**To do**
Write out the whole listing again, exactly.

** Begin Record set **

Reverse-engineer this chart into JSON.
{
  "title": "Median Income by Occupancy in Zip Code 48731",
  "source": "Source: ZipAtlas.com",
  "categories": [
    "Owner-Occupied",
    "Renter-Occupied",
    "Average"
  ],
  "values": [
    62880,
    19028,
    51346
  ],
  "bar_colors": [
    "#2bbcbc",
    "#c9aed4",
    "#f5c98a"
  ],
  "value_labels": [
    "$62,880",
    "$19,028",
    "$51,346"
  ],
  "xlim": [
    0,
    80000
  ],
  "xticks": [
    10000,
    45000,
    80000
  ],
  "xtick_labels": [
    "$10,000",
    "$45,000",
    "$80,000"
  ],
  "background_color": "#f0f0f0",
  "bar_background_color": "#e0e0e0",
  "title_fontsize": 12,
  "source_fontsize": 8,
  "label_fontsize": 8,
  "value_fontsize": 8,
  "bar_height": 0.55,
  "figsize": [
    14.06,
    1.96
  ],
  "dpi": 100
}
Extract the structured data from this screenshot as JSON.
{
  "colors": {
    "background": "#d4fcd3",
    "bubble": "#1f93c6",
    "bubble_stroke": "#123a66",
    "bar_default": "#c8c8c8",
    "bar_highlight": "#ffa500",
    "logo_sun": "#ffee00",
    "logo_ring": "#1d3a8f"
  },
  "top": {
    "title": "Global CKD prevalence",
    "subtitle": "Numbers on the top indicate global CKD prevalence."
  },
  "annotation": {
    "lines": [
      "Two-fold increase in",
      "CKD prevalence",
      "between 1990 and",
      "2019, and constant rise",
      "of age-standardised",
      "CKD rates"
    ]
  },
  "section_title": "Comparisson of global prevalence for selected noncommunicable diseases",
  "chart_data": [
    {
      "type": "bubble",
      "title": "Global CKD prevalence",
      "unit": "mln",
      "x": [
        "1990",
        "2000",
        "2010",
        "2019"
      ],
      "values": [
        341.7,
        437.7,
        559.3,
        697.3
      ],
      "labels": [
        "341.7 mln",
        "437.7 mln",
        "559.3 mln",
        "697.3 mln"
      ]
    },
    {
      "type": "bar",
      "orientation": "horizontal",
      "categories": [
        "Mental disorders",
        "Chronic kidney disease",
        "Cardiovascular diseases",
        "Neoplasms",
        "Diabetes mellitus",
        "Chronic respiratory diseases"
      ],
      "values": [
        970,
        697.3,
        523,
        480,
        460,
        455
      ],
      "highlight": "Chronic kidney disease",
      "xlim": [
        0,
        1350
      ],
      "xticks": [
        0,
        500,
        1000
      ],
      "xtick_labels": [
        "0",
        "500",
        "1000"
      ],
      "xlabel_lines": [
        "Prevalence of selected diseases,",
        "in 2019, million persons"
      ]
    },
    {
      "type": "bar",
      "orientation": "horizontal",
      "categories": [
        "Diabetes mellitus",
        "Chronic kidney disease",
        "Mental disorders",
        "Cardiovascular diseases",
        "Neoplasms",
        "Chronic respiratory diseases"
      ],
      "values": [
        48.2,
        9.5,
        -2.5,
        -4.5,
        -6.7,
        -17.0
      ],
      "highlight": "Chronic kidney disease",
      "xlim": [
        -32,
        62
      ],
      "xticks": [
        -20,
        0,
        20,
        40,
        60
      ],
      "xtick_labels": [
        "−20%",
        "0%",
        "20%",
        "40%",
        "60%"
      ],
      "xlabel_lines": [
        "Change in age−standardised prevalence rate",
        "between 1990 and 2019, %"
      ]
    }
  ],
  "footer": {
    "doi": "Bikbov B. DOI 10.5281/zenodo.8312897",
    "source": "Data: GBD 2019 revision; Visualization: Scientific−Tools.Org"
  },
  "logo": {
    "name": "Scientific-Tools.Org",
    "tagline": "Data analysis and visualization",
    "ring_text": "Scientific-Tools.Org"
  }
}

** End Record set **

**Worked solution**
Reverse-engineer this chart into JSON.
{
  "title": "Median Income by Occupancy in Zip Code 48731",
  "source": "Source: ZipAtlas.com",
  "categories": [
    "Owner-Occupied",
    "Renter-Occupied",
    "Average"
  ],
  "values": [
    62880,
    19028,
    51346
  ],
  "bar_colors": [
    "#2bbcbc",
    "#c9aed4",
    "#f5c98a"
  ],
  "value_labels": [
    "$62,880",
    "$19,028",
    "$51,346"
  ],
  "xlim": [
    0,
    80000
  ],
  "xticks": [
    10000,
    45000,
    80000
  ],
  "xtick_labels": [
    "$10,000",
    "$45,000",
    "$80,000"
  ],
  "background_color": "#f0f0f0",
  "bar_background_color": "#e0e0e0",
  "title_fontsize": 12,
  "source_fontsize": 8,
  "label_fontsize": 8,
  "value_fontsize": 8,
  "bar_height": 0.55,
  "figsize": [
    14.06,
    1.96
  ],
  "dpi": 100
}
Extract the structured data from this screenshot as JSON.
{
  "colors": {
    "background": "#d4fcd3",
    "bubble": "#1f93c6",
    "bubble_stroke": "#123a66",
    "bar_default": "#c8c8c8",
    "bar_highlight": "#ffa500",
    "logo_sun": "#ffee00",
    "logo_ring": "#1d3a8f"
  },
  "top": {
    "title": "Global CKD prevalence",
    "subtitle": "Numbers on the top indicate global CKD prevalence."
  },
  "annotation": {
    "lines": [
      "Two-fold increase in",
      "CKD prevalence",
      "between 1990 and",
      "2019, and constant rise",
      "of age-standardised",
      "CKD rates"
    ]
  },
  "section_title": "Comparisson of global prevalence for selected noncommunicable diseases",
  "chart_data": [
    {
      "type": "bubble",
      "title": "Global CKD prevalence",
      "unit": "mln",
      "x": [
        "1990",
        "2000",
        "2010",
        "2019"
      ],
      "values": [
        341.7,
        437.7,
        559.3,
        697.3
      ],
      "labels": [
        "341.7 mln",
        "437.7 mln",
        "559.3 mln",
        "697.3 mln"
      ]
    },
    {
      "type": "bar",
      "orientation": "horizontal",
      "categories": [
        "Mental disorders",
        "Chronic kidney disease",
        "Cardiovascular diseases",
        "Neoplasms",
        "Diabetes mellitus",
        "Chronic respiratory diseases"
      ],
      "values": [
        970,
        697.3,
        523,
        480,
        460,
        455
      ],
      "highlight": "Chronic kidney disease",
      "xlim": [
        0,
        1350
      ],
      "xticks": [
        0,
        500,
        1000
      ],
      "xtick_labels": [
        "0",
        "500",
        "1000"
      ],
      "xlabel_lines": [
        "Prevalence of selected diseases,",
        "in 2019, million persons"
      ]
    },
    {
      "type": "bar",
      "orientation": "horizontal",
      "categories": [
        "Diabetes mellitus",
        "Chronic kidney disease",
        "Mental disorders",
        "Cardiovascular diseases",
        "Neoplasms",
        "Chronic respiratory diseases"
      ],
      "values": [
        48.2,
        9.5,
        -2.5,
        -4.5,
        -6.7,
        -17.0
      ],
      "highlight": "Chronic kidney disease",
      "xlim": [
        -32,
        62
      ],
      "xticks": [
        -20,
        0,
        20,
        40,
        60
      ],
      "xtick_labels": [
        "−20%",
        "0%",
        "20%",
        "40%",
        "60%"
      ],
      "xlabel_lines": [
        "Change in age−standardised prevalence rate",
        "between 1990 and 2019, %"
      ]
    }
  ],
  "footer": {
    "doi": "Bikbov B. DOI 10.5281/zenodo.8312897",
    "source": "Data: GBD 2019 revision; Visualization: Scientific−Tools.Org"
  },
  "logo": {
    "name": "Scientific-Tools.Org",
    "tagline": "Data analysis and visualization",
    "ring_text": "Scientific-Tools.Org"
  }
}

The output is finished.